• [Objective]:
Answer with one number only: the number of lines that contain "categorization".

• [Stored records]:
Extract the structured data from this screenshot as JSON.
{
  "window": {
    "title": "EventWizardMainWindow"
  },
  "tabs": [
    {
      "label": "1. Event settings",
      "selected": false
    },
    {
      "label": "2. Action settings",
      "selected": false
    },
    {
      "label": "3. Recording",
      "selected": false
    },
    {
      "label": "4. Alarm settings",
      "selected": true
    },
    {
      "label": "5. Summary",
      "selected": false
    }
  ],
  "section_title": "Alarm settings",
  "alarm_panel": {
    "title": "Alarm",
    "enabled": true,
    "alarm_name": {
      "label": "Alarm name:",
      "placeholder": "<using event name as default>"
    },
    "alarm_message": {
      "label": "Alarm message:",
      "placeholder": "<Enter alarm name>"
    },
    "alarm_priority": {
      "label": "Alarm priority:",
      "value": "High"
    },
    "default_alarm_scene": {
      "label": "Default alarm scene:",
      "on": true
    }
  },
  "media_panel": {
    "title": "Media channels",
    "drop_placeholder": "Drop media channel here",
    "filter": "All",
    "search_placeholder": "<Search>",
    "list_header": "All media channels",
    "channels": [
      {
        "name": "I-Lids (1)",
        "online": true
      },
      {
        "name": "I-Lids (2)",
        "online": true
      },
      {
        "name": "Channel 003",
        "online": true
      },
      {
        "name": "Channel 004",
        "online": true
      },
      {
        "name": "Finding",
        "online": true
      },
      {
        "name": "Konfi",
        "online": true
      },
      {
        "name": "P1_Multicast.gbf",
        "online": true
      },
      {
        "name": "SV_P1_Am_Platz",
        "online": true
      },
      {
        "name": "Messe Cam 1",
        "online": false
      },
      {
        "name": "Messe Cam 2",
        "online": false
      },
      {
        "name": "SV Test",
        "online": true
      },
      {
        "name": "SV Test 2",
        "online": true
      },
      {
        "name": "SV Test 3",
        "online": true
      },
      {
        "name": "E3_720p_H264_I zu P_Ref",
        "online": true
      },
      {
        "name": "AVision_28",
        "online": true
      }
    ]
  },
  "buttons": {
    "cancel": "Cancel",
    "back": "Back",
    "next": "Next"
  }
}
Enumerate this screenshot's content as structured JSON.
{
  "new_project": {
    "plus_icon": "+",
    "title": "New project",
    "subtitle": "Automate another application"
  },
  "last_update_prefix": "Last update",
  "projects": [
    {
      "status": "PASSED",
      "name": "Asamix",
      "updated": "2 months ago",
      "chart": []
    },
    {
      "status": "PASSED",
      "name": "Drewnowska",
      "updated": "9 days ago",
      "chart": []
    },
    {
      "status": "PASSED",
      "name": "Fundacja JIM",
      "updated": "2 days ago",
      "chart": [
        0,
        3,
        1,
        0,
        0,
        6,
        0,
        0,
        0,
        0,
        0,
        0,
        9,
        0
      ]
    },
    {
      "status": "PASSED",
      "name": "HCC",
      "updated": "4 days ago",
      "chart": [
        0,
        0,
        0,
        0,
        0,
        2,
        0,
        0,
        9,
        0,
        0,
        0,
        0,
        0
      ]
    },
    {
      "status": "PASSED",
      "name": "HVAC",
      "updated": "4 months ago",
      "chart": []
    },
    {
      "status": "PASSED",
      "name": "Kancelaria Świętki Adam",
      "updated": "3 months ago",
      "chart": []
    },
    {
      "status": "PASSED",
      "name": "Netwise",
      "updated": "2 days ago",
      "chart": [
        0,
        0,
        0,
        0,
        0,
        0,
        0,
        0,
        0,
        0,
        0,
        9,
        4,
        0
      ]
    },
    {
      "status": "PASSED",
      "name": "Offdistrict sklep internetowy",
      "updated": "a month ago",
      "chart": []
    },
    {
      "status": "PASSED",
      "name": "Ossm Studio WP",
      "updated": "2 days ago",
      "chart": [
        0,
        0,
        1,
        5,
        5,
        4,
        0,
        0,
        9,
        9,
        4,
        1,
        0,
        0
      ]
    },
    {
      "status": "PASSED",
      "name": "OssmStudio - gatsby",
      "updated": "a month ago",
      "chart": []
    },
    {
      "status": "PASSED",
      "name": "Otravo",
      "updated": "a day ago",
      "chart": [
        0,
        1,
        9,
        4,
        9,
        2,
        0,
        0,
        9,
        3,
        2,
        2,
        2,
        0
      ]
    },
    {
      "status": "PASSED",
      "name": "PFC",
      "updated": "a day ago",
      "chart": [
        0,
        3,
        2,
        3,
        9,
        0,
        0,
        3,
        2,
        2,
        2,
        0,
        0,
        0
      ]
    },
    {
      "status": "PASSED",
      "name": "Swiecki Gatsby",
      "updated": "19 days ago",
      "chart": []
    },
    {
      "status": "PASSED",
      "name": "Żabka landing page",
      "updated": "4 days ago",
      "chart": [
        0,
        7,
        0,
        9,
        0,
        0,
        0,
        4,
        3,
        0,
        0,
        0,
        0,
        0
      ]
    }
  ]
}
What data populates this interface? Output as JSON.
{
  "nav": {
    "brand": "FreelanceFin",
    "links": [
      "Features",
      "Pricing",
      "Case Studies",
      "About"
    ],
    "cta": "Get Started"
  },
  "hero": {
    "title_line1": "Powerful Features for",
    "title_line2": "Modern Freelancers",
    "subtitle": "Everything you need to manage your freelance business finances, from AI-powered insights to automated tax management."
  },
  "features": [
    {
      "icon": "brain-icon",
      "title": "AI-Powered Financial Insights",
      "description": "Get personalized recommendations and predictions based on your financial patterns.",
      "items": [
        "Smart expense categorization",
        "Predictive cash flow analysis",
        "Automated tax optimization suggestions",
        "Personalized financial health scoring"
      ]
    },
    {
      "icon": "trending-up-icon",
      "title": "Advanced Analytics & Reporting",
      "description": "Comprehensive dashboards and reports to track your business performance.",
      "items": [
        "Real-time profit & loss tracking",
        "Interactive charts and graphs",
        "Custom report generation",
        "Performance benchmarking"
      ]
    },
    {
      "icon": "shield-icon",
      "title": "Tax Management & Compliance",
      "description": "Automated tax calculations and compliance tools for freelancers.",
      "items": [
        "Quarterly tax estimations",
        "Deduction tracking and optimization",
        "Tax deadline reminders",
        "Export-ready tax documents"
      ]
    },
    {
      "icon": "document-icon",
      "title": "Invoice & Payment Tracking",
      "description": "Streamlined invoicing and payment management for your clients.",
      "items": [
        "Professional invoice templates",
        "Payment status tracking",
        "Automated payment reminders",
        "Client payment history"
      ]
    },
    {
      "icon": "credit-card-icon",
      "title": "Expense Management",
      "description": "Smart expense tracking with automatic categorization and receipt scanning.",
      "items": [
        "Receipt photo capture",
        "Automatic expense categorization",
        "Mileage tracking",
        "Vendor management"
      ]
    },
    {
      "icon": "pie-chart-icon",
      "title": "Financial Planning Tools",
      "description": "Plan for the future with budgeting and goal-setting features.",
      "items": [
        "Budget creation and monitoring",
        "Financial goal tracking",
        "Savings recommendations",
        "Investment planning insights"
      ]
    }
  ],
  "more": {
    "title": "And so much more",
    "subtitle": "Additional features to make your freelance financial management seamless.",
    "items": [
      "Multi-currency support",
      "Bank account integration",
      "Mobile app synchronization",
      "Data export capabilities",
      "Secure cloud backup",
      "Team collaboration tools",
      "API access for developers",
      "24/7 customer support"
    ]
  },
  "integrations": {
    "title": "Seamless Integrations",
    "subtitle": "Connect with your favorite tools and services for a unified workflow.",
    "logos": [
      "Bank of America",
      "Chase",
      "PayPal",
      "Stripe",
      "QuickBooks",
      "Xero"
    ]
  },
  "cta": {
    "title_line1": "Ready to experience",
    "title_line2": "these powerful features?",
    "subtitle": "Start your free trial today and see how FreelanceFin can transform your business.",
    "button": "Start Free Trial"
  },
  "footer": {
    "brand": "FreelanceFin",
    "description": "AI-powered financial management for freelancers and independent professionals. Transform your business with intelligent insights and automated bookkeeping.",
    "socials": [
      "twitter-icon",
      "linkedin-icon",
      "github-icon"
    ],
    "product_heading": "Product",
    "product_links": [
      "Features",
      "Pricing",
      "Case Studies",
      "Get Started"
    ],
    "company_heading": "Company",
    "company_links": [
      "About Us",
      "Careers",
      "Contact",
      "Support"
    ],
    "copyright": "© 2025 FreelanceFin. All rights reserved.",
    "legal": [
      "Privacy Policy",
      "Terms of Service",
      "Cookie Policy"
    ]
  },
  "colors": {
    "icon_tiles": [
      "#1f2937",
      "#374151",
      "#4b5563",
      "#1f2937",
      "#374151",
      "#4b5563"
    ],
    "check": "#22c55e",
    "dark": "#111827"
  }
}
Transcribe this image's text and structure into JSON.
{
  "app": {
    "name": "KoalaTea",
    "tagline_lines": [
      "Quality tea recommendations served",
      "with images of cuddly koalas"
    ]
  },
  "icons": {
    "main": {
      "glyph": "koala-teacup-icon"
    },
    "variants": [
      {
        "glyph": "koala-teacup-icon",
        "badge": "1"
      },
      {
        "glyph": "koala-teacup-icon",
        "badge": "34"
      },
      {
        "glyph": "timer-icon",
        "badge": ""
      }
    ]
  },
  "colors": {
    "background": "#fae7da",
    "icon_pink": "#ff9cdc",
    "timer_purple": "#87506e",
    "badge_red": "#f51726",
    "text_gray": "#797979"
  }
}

• [Task response]:
3